(Given request) Every line that contains the word "parapet" should be copied.

Recorded data
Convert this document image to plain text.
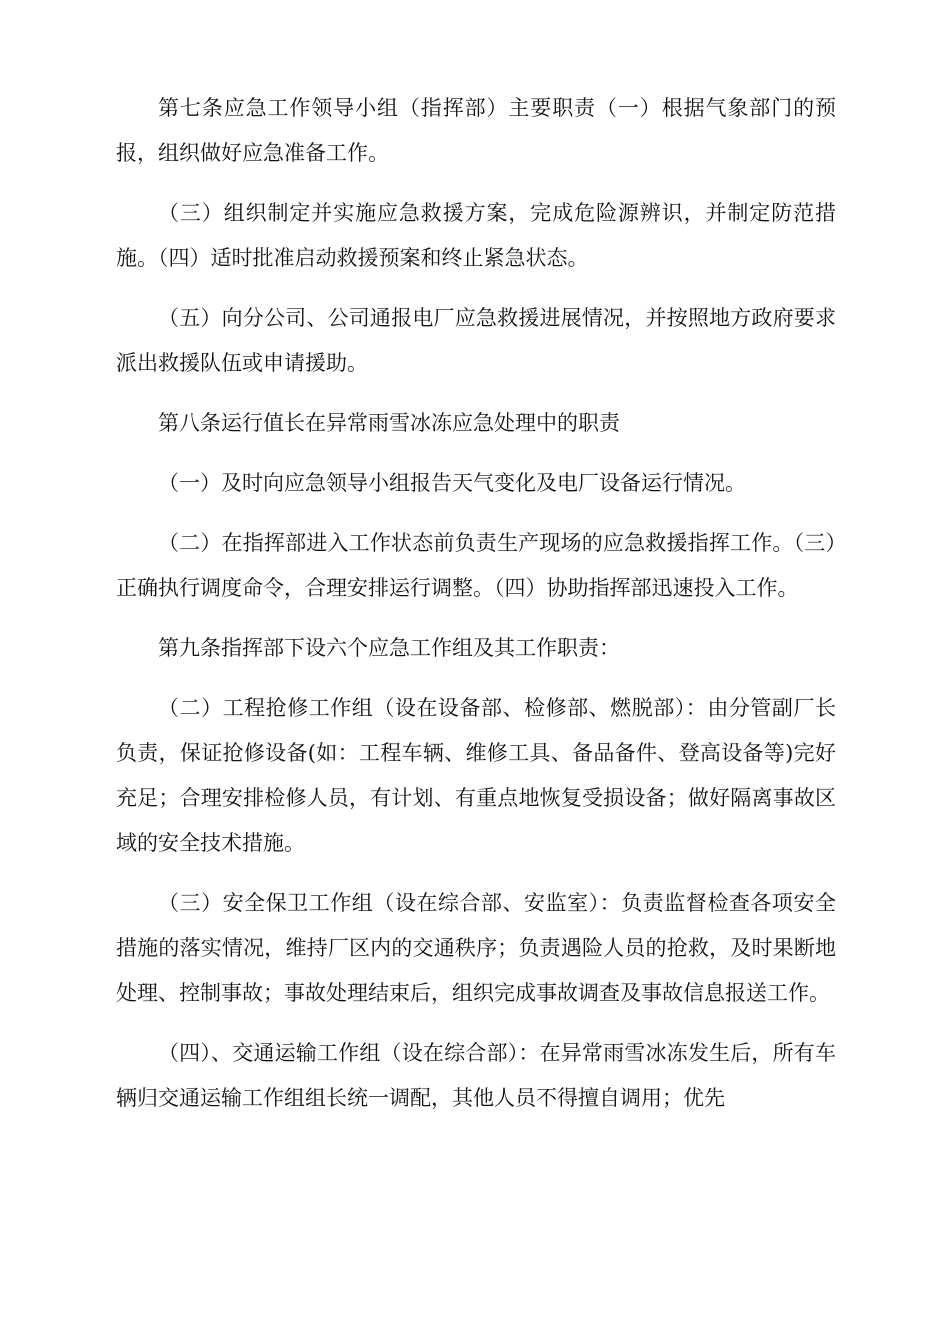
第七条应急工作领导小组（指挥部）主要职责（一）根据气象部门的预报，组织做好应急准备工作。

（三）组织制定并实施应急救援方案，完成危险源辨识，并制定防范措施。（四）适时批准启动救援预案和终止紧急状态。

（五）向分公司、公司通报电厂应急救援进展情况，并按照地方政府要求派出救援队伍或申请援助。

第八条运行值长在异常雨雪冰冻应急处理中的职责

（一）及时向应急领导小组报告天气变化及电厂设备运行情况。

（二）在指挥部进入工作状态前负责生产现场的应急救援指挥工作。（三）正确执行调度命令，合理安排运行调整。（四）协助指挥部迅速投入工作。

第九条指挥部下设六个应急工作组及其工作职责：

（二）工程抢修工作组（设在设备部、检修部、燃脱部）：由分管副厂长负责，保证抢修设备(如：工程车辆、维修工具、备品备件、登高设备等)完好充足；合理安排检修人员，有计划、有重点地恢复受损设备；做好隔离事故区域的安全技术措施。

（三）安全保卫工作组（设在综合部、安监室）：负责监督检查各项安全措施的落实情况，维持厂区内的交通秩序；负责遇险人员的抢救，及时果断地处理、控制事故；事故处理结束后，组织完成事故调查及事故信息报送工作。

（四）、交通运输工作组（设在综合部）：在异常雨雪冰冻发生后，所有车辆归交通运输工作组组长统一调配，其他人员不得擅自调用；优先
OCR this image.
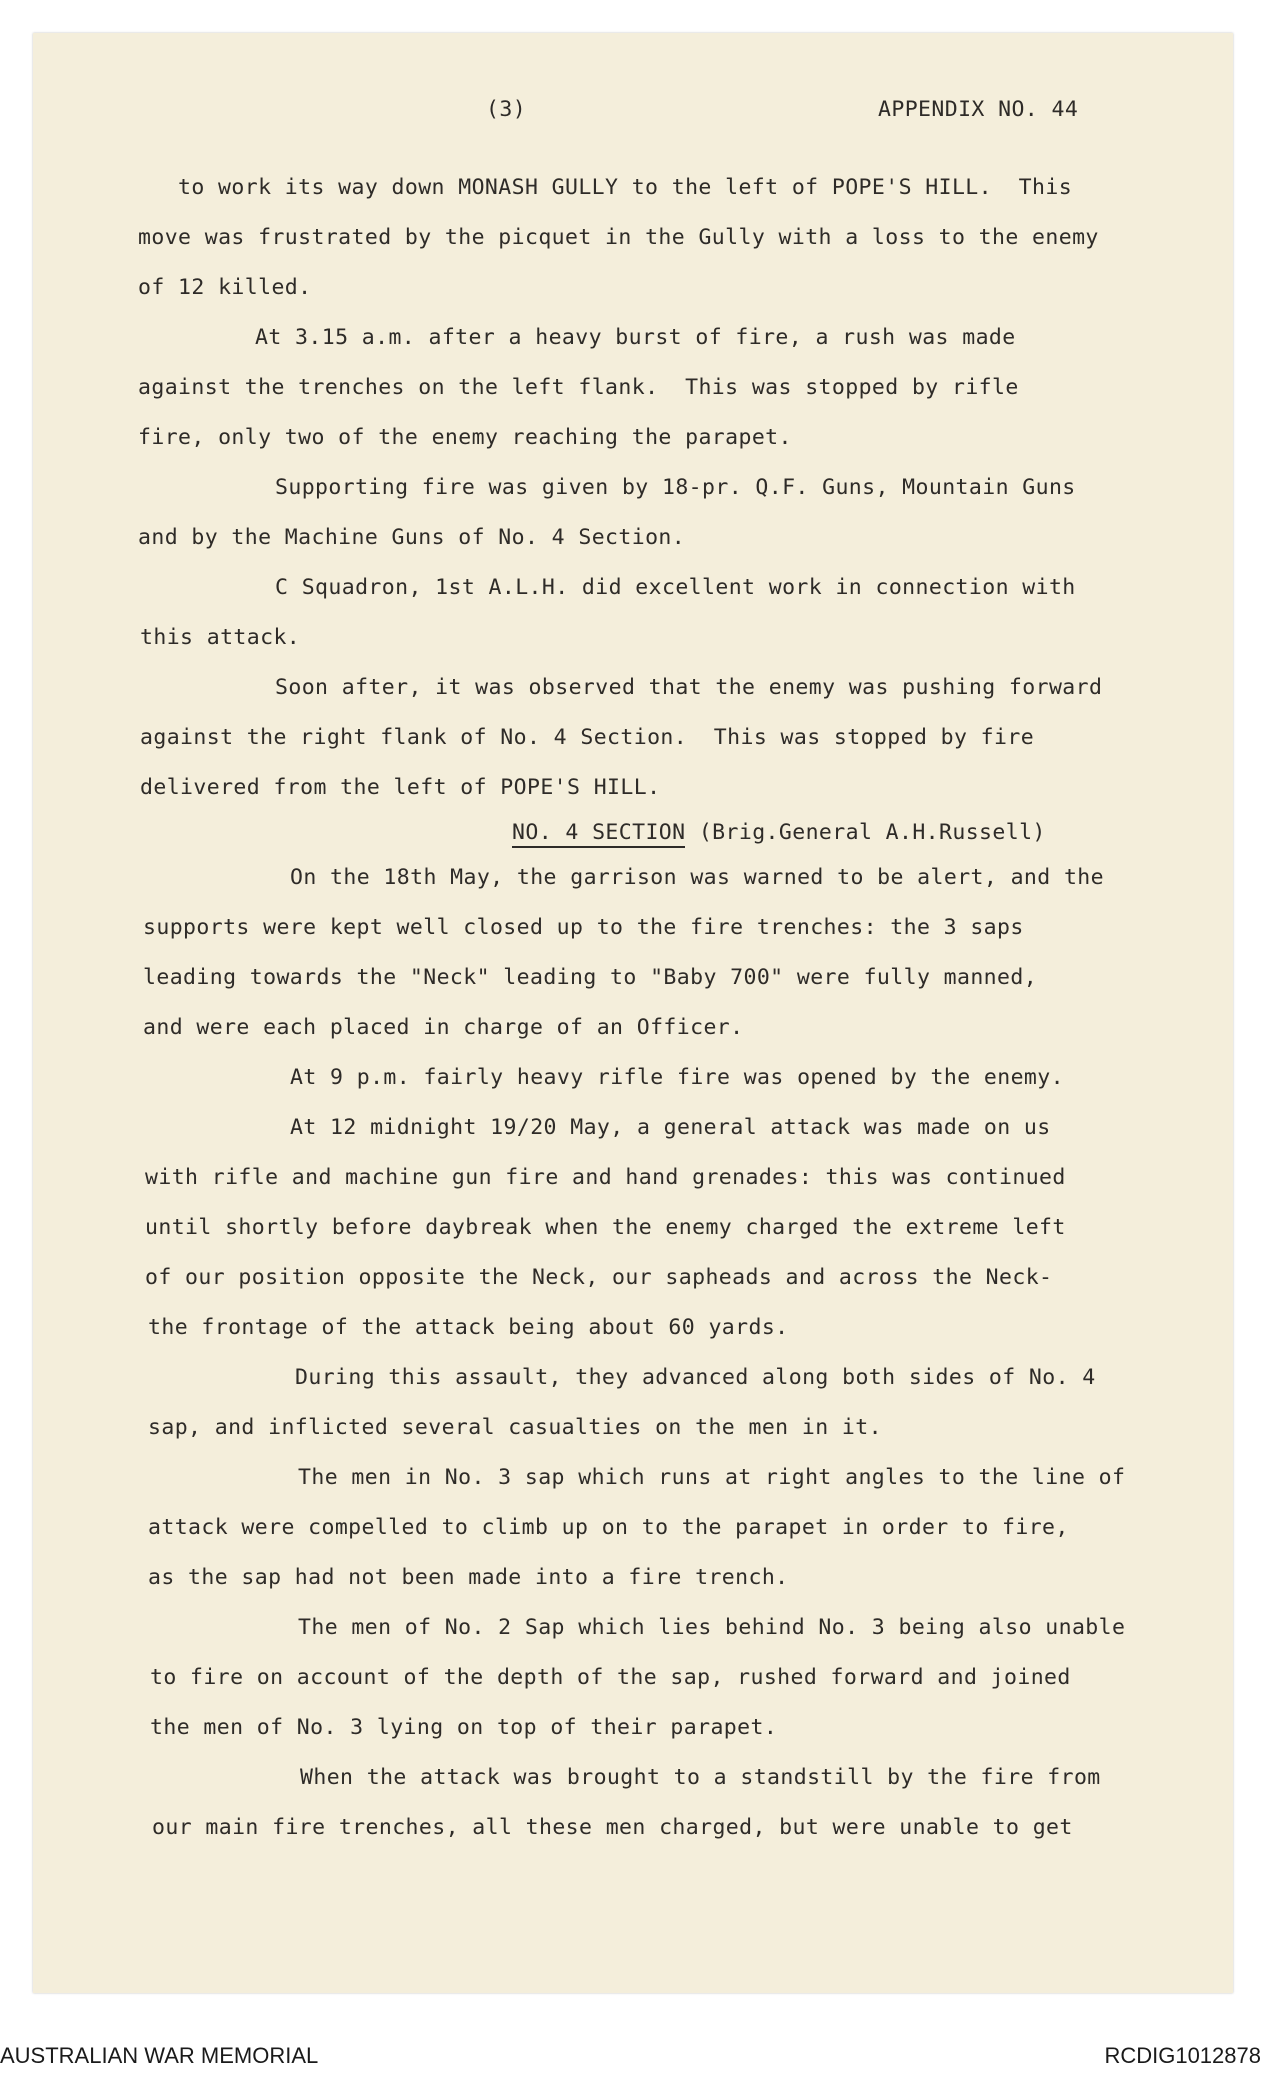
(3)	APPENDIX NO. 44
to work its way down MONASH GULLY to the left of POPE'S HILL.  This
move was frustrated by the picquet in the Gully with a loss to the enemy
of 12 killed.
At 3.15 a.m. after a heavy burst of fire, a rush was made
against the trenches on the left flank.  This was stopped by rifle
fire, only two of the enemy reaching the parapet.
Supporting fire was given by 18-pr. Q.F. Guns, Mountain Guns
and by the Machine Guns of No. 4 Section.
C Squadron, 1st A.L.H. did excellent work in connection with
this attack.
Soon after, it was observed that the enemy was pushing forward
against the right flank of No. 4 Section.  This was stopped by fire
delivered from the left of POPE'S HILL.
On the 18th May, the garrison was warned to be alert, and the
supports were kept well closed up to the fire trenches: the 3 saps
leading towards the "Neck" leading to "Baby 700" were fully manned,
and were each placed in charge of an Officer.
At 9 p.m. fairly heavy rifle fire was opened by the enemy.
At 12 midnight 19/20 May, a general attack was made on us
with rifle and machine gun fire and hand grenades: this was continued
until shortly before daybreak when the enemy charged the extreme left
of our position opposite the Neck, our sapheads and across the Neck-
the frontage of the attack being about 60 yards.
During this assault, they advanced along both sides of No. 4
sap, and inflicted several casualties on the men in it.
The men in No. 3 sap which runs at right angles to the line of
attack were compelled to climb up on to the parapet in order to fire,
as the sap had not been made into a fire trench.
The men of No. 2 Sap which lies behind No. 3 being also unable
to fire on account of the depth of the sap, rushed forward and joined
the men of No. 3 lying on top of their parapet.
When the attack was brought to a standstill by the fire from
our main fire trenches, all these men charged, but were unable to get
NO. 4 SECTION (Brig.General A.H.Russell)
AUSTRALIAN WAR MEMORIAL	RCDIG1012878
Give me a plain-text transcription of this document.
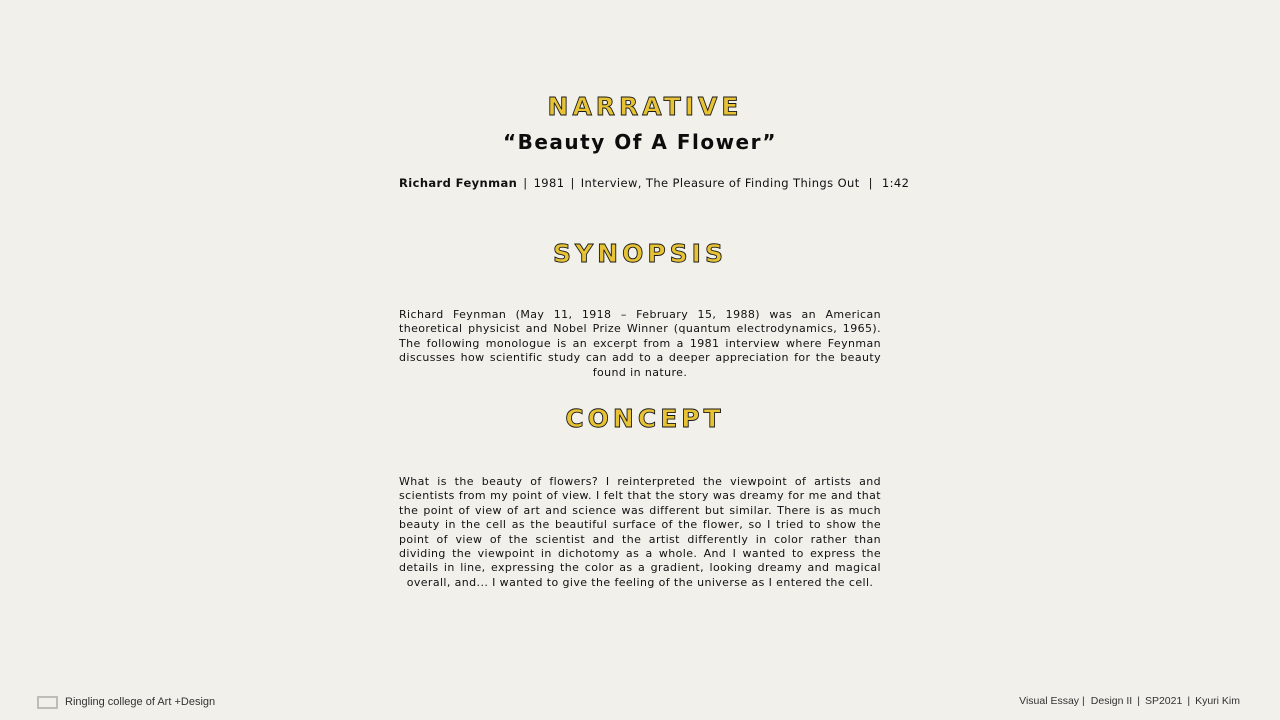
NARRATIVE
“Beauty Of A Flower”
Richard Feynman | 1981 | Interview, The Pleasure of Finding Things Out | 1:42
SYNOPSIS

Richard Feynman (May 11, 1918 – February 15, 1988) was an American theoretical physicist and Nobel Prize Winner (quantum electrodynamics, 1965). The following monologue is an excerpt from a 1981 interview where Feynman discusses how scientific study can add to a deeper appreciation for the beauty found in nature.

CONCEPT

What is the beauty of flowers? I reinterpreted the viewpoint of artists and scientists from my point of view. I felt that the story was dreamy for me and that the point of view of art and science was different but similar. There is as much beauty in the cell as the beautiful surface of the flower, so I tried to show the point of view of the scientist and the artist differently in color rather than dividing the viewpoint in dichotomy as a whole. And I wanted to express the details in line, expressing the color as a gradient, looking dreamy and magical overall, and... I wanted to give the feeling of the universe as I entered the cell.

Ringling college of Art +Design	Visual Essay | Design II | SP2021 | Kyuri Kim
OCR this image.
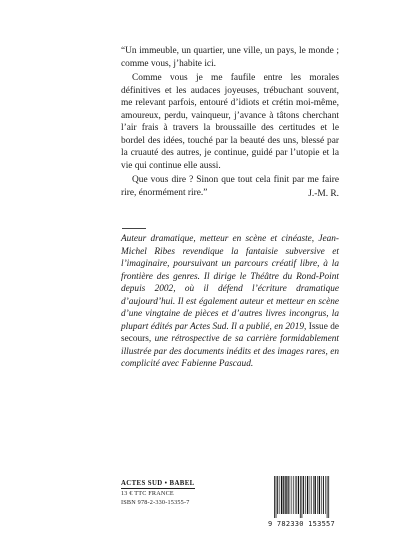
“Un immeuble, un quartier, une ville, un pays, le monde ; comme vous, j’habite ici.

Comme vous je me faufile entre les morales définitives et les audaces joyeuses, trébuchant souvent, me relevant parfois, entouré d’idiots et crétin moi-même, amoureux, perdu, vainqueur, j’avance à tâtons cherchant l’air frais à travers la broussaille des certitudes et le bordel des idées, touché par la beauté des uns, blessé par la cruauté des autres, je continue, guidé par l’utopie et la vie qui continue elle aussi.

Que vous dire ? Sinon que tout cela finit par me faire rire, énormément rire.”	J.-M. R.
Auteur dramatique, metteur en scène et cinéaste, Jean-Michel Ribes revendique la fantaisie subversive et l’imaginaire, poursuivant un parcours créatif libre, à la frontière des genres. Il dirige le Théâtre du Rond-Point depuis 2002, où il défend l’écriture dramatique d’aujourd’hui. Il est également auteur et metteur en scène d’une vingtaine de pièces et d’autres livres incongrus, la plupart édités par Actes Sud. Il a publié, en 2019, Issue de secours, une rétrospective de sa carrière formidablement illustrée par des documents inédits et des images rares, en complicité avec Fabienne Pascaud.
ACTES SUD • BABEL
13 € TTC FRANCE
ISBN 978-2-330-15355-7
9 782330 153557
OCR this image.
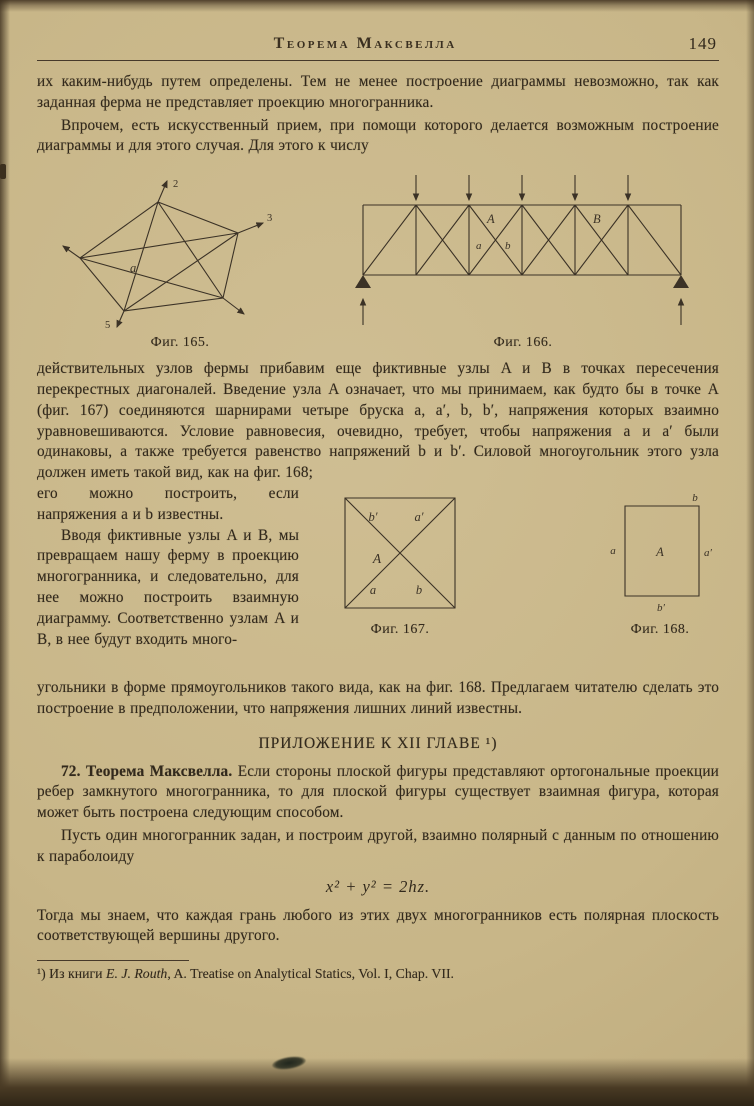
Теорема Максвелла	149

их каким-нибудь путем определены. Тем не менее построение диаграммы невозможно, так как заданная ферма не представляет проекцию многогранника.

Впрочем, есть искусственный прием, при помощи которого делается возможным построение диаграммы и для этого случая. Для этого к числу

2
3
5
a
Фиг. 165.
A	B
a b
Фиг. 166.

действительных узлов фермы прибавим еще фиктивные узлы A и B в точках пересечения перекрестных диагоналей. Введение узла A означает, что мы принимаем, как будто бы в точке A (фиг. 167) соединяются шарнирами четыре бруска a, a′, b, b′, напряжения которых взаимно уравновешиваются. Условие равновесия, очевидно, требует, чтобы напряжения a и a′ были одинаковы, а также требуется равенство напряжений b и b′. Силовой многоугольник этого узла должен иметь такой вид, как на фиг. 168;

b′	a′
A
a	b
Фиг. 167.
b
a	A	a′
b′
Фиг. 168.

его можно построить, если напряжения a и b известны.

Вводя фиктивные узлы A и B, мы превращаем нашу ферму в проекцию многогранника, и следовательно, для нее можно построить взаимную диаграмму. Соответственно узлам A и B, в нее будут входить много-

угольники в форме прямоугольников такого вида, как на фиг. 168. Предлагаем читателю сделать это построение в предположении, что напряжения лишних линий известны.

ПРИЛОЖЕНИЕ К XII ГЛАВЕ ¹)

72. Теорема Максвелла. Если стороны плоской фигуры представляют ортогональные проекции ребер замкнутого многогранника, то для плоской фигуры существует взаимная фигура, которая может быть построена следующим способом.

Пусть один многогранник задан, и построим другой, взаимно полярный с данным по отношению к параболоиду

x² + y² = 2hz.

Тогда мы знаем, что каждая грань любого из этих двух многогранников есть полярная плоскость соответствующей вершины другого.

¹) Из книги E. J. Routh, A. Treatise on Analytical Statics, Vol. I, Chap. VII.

(Completed task)
fire, only two of the enemy reaching the parapet.
attack were compelled to climb up on to the parapet in order to fire,
the men of No. 3 lying on top of their parapet.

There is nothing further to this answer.